-- What you will do --
All of the data must be printed exactly; please include every line.

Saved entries
--------------------

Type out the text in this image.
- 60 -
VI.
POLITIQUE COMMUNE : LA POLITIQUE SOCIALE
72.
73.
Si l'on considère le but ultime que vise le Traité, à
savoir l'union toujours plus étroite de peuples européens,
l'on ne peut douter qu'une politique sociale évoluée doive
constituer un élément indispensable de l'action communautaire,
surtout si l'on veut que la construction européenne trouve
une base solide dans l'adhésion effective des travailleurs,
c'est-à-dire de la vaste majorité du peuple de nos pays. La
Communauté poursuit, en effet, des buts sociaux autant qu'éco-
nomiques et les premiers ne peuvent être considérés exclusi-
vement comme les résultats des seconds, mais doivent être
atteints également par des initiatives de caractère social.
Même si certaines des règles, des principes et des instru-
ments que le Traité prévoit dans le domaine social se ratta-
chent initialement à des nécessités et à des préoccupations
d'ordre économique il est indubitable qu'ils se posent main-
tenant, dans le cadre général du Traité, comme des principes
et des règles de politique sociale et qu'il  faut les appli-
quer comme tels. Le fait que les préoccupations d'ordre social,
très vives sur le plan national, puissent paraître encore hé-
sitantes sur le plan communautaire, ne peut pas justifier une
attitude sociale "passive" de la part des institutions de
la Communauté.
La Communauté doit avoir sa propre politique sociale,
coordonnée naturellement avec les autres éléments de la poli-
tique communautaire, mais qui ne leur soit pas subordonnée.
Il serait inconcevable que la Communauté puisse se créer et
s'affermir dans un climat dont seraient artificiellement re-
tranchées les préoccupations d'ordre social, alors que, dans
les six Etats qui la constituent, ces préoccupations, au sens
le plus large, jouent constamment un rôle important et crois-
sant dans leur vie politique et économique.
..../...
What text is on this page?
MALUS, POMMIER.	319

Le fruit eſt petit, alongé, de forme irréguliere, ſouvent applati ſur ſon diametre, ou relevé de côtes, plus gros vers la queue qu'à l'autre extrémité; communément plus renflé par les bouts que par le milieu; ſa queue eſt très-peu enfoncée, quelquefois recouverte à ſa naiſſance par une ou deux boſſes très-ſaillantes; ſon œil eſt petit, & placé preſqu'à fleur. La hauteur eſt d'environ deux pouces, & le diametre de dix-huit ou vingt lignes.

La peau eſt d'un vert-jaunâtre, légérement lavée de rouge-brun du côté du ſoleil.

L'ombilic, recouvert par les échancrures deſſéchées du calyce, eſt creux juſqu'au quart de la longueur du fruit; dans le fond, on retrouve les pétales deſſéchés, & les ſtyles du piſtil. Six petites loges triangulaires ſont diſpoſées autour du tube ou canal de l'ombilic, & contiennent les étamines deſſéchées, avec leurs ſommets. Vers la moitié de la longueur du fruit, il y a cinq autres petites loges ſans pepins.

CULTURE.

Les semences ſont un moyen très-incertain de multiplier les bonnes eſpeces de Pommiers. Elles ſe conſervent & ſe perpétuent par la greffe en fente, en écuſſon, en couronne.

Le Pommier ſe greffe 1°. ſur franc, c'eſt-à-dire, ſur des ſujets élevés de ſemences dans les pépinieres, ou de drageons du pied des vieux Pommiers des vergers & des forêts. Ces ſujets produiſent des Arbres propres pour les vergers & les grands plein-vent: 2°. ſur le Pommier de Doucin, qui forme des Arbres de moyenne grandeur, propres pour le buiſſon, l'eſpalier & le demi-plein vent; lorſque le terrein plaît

--------------------

-- Answer to the exercise --
Type out the text in this image.
- 60 -
VI.
POLITIQUE COMMUNE : LA POLITIQUE SOCIALE
72.
73.
Si l'on considère le but ultime que vise le Traité, à
savoir l'union toujours plus étroite de peuples européens,
l'on ne peut douter qu'une politique sociale évoluée doive
constituer un élément indispensable de l'action communautaire,
surtout si l'on veut que la construction européenne trouve
une base solide dans l'adhésion effective des travailleurs,
c'est-à-dire de la vaste majorité du peuple de nos pays. La
Communauté poursuit, en effet, des buts sociaux autant qu'éco-
nomiques et les premiers ne peuvent être considérés exclusi-
vement comme les résultats des seconds, mais doivent être
atteints également par des initiatives de caractère social.
Même si certaines des règles, des principes et des instru-
ments que le Traité prévoit dans le domaine social se ratta-
chent initialement à des nécessités et à des préoccupations
d'ordre économique il est indubitable qu'ils se posent main-
tenant, dans le cadre général du Traité, comme des principes
et des règles de politique sociale et qu'il  faut les appli-
quer comme tels. Le fait que les préoccupations d'ordre social,
très vives sur le plan national, puissent paraître encore hé-
sitantes sur le plan communautaire, ne peut pas justifier une
attitude sociale "passive" de la part des institutions de
la Communauté.
La Communauté doit avoir sa propre politique sociale,
coordonnée naturellement avec les autres éléments de la poli-
tique communautaire, mais qui ne leur soit pas subordonnée.
Il serait inconcevable que la Communauté puisse se créer et
s'affermir dans un climat dont seraient artificiellement re-
tranchées les préoccupations d'ordre social, alors que, dans
les six Etats qui la constituent, ces préoccupations, au sens
le plus large, jouent constamment un rôle important et crois-
sant dans leur vie politique et économique.
..../...
What text is on this page?
MALUS, POMMIER.	319

Le fruit eſt petit, alongé, de forme irréguliere, ſouvent applati ſur ſon diametre, ou relevé de côtes, plus gros vers la queue qu'à l'autre extrémité; communément plus renflé par les bouts que par le milieu; ſa queue eſt très-peu enfoncée, quelquefois recouverte à ſa naiſſance par une ou deux boſſes très-ſaillantes; ſon œil eſt petit, & placé preſqu'à fleur. La hauteur eſt d'environ deux pouces, & le diametre de dix-huit ou vingt lignes.

La peau eſt d'un vert-jaunâtre, légérement lavée de rouge-brun du côté du ſoleil.

L'ombilic, recouvert par les échancrures deſſéchées du calyce, eſt creux juſqu'au quart de la longueur du fruit; dans le fond, on retrouve les pétales deſſéchés, & les ſtyles du piſtil. Six petites loges triangulaires ſont diſpoſées autour du tube ou canal de l'ombilic, & contiennent les étamines deſſéchées, avec leurs ſommets. Vers la moitié de la longueur du fruit, il y a cinq autres petites loges ſans pepins.

CULTURE.

Les semences ſont un moyen très-incertain de multiplier les bonnes eſpeces de Pommiers. Elles ſe conſervent & ſe perpétuent par la greffe en fente, en écuſſon, en couronne.

Le Pommier ſe greffe 1°. ſur franc, c'eſt-à-dire, ſur des ſujets élevés de ſemences dans les pépinieres, ou de drageons du pied des vieux Pommiers des vergers & des forêts. Ces ſujets produiſent des Arbres propres pour les vergers & les grands plein-vent: 2°. ſur le Pommier de Doucin, qui forme des Arbres de moyenne grandeur, propres pour le buiſſon, l'eſpalier & le demi-plein vent; lorſque le terrein plaît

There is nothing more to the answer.